# START OF Provided entries

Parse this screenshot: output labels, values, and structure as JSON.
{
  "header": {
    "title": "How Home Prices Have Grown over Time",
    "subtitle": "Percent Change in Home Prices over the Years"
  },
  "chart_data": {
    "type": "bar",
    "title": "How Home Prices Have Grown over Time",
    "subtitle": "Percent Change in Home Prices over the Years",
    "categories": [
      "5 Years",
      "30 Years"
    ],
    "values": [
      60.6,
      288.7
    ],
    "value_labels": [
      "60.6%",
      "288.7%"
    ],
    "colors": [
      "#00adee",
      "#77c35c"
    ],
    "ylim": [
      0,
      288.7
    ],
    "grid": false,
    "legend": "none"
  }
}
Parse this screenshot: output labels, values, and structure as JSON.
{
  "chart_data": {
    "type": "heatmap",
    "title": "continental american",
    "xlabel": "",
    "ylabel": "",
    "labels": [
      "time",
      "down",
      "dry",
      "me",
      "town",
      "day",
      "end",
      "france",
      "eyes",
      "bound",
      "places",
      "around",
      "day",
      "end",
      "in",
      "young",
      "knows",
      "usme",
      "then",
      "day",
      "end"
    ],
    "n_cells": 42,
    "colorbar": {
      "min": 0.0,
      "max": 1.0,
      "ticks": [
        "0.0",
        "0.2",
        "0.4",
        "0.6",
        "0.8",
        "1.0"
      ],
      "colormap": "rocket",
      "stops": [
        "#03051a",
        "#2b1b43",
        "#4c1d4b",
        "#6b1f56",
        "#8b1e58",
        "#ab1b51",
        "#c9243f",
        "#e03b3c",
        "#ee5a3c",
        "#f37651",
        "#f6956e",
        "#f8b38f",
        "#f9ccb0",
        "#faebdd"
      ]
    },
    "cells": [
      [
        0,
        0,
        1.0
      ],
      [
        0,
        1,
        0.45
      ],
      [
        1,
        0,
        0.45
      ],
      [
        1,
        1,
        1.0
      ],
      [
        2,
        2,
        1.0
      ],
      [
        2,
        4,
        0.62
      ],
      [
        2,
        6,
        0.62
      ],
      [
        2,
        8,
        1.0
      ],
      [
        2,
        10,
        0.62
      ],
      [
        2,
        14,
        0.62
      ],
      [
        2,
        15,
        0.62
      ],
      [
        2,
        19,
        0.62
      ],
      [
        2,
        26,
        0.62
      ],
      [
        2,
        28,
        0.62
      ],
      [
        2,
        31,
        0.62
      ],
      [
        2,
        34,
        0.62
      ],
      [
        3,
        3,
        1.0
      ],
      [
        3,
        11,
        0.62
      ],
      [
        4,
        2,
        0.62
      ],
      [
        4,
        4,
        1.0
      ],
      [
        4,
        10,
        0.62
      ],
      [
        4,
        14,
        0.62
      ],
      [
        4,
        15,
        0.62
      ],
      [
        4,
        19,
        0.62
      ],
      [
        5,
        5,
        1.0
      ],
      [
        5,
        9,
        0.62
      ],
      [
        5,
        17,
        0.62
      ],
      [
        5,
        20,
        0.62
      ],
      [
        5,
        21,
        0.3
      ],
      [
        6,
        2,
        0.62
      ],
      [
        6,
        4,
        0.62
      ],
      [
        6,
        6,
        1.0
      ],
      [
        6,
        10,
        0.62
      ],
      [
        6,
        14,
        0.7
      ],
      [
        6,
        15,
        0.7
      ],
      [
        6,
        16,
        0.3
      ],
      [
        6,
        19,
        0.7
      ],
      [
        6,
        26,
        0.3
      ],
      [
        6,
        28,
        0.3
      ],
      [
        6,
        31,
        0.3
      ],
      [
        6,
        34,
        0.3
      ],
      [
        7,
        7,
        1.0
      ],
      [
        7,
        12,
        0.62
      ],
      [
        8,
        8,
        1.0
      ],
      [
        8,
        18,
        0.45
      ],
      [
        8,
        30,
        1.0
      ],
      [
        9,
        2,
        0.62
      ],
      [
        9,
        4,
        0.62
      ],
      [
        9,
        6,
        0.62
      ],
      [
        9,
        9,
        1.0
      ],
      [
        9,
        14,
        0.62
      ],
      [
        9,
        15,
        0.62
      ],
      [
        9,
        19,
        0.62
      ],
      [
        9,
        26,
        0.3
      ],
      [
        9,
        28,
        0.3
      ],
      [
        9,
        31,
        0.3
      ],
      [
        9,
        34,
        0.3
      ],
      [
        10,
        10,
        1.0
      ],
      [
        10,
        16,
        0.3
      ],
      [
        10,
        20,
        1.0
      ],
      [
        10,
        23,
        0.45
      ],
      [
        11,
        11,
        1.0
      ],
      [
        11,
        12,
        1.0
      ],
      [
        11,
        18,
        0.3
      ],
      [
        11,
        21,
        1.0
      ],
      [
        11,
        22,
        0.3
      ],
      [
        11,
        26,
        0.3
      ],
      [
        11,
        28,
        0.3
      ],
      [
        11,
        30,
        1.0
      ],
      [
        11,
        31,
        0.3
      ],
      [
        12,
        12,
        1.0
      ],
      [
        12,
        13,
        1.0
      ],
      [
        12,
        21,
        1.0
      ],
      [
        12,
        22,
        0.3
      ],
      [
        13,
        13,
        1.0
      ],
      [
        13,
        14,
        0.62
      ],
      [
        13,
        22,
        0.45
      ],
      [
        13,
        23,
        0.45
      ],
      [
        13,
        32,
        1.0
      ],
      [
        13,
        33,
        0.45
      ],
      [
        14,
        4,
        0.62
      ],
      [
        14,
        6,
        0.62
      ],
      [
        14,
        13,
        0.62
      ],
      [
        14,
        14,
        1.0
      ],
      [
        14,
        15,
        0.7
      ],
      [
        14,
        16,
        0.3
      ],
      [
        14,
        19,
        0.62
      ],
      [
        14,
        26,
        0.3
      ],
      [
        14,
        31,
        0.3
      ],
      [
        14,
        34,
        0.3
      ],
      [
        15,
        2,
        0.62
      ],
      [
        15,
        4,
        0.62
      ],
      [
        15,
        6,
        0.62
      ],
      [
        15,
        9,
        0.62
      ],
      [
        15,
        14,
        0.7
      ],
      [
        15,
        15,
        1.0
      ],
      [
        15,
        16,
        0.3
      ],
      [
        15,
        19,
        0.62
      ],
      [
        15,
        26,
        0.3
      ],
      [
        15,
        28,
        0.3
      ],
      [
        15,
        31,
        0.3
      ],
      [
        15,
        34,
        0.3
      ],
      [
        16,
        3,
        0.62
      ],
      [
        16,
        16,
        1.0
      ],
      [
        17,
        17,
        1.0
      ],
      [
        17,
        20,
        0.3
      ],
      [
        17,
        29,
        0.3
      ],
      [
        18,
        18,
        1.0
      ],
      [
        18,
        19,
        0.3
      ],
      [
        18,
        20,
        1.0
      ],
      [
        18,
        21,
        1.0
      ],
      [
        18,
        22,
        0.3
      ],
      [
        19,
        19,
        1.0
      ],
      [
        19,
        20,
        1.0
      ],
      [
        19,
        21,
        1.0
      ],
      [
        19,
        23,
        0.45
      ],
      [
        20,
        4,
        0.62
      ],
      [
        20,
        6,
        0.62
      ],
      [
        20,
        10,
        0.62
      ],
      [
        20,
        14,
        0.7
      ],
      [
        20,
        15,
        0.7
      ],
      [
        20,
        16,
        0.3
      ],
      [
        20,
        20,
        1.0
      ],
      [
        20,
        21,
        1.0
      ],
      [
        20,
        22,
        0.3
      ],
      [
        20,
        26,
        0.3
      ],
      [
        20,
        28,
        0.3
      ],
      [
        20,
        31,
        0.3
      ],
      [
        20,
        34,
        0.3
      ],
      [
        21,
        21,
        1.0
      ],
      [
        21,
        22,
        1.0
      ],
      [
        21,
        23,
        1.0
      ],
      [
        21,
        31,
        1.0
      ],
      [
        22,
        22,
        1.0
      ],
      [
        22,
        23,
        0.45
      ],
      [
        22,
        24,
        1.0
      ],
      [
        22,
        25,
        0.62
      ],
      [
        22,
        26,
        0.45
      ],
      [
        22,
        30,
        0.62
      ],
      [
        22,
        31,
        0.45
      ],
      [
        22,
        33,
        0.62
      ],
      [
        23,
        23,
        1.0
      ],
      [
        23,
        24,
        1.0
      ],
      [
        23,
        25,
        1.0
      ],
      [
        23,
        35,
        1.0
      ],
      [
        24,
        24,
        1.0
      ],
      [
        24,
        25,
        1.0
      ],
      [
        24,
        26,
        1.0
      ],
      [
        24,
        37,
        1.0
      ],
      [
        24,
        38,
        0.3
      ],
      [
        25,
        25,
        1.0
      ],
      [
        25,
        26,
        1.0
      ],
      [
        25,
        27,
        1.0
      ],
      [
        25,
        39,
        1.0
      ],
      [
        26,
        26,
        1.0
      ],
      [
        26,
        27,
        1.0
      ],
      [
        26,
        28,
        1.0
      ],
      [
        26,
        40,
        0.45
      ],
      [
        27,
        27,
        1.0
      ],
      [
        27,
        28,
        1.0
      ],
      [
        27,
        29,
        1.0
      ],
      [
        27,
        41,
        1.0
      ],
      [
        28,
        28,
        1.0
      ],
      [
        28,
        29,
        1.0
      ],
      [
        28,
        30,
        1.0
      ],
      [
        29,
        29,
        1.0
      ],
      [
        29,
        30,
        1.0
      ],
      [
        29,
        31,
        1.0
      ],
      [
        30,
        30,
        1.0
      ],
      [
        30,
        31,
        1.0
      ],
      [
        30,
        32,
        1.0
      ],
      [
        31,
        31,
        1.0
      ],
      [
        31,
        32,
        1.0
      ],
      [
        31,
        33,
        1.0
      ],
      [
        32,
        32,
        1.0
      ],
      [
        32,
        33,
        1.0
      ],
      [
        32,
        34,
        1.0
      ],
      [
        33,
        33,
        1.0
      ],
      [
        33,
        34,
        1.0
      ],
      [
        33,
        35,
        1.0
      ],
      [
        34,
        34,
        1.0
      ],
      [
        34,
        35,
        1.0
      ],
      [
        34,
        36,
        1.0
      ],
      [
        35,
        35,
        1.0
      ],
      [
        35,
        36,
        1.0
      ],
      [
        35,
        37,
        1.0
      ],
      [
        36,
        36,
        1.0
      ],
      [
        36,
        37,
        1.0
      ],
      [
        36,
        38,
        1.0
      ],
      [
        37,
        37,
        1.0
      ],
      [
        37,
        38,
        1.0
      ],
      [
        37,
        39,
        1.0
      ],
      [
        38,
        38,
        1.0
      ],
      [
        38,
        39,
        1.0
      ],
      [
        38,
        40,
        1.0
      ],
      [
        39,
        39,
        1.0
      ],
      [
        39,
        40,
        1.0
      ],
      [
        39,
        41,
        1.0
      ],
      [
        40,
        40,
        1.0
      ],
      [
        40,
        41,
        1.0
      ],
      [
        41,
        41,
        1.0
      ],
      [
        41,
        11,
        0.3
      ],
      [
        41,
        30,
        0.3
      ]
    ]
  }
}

# END OF Provided entries

Every line of the listing that holds "Prices" should be found and copied.

◆ Response for this exercise ◆
    "title": "How Home Prices Have Grown over Time",
    "subtitle": "Percent Change in Home Prices over the Years"
    "title": "How Home Prices Have Grown over Time",
    "subtitle": "Percent Change in Home Prices over the Years",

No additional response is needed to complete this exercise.